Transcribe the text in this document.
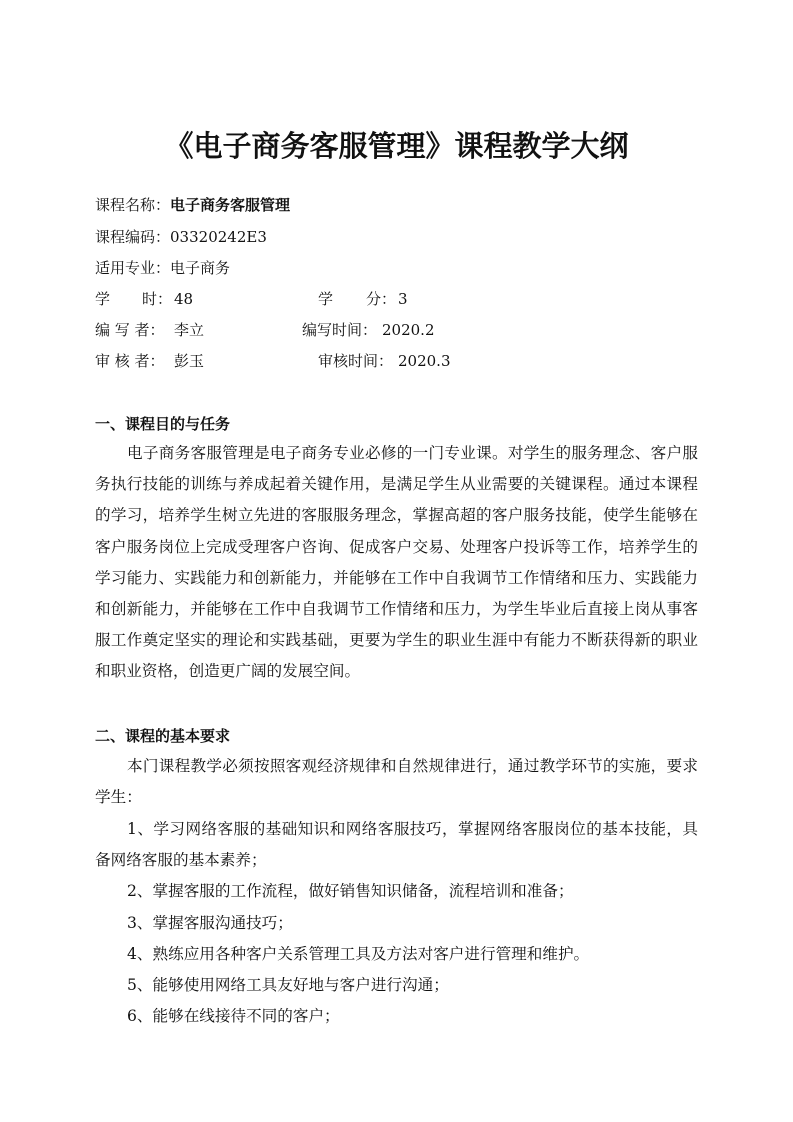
《电子商务客服管理》课程教学大纲
课程名称：电子商务客服管理
课程编码：03320242E3
适用专业：电子商务
学 时： 48	学 分： 3
编 写 者： 李立	编写时间： 2020.2
审 核 者： 彭玉	审核时间： 2020.3
一、课程目的与任务
电子商务客服管理是电子商务专业必修的一门专业课。对学生的服务理念、客户服务执行技能的训练与养成起着关键作用，是满足学生从业需要的关键课程。通过本课程的学习，培养学生树立先进的客服服务理念，掌握高超的客户服务技能，使学生能够在客户服务岗位上完成受理客户咨询、促成客户交易、处理客户投诉等工作，培养学生的学习能力、实践能力和创新能力，并能够在工作中自我调节工作情绪和压力、实践能力和创新能力，并能够在工作中自我调节工作情绪和压力，为学生毕业后直接上岗从事客服工作奠定坚实的理论和实践基础，更要为学生的职业生涯中有能力不断获得新的职业和职业资格，创造更广阔的发展空间。
二、课程的基本要求
本门课程教学必须按照客观经济规律和自然规律进行，通过教学环节的实施，要求学生：
1、学习网络客服的基础知识和网络客服技巧，掌握网络客服岗位的基本技能，具备网络客服的基本素养；
2、掌握客服的工作流程，做好销售知识储备，流程培训和准备；
3、掌握客服沟通技巧；
4、熟练应用各种客户关系管理工具及方法对客户进行管理和维护。
5、能够使用网络工具友好地与客户进行沟通；
6、能够在线接待不同的客户；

__What this task involves__. Write out every line above exactly as it is, leaving out the pictures.

__Result below__.
Transcribe the text in this document.
《电子商务客服管理》课程教学大纲
课程名称：电子商务客服管理
课程编码：03320242E3
适用专业：电子商务
学 时： 48	学 分： 3
编 写 者： 李立	编写时间： 2020.2
审 核 者： 彭玉	审核时间： 2020.3
一、课程目的与任务
电子商务客服管理是电子商务专业必修的一门专业课。对学生的服务理念、客户服务执行技能的训练与养成起着关键作用，是满足学生从业需要的关键课程。通过本课程的学习，培养学生树立先进的客服服务理念，掌握高超的客户服务技能，使学生能够在客户服务岗位上完成受理客户咨询、促成客户交易、处理客户投诉等工作，培养学生的学习能力、实践能力和创新能力，并能够在工作中自我调节工作情绪和压力、实践能力和创新能力，并能够在工作中自我调节工作情绪和压力，为学生毕业后直接上岗从事客服工作奠定坚实的理论和实践基础，更要为学生的职业生涯中有能力不断获得新的职业和职业资格，创造更广阔的发展空间。
二、课程的基本要求
本门课程教学必须按照客观经济规律和自然规律进行，通过教学环节的实施，要求学生：
1、学习网络客服的基础知识和网络客服技巧，掌握网络客服岗位的基本技能，具备网络客服的基本素养；
2、掌握客服的工作流程，做好销售知识储备，流程培训和准备；
3、掌握客服沟通技巧；
4、熟练应用各种客户关系管理工具及方法对客户进行管理和维护。
5、能够使用网络工具友好地与客户进行沟通；
6、能够在线接待不同的客户；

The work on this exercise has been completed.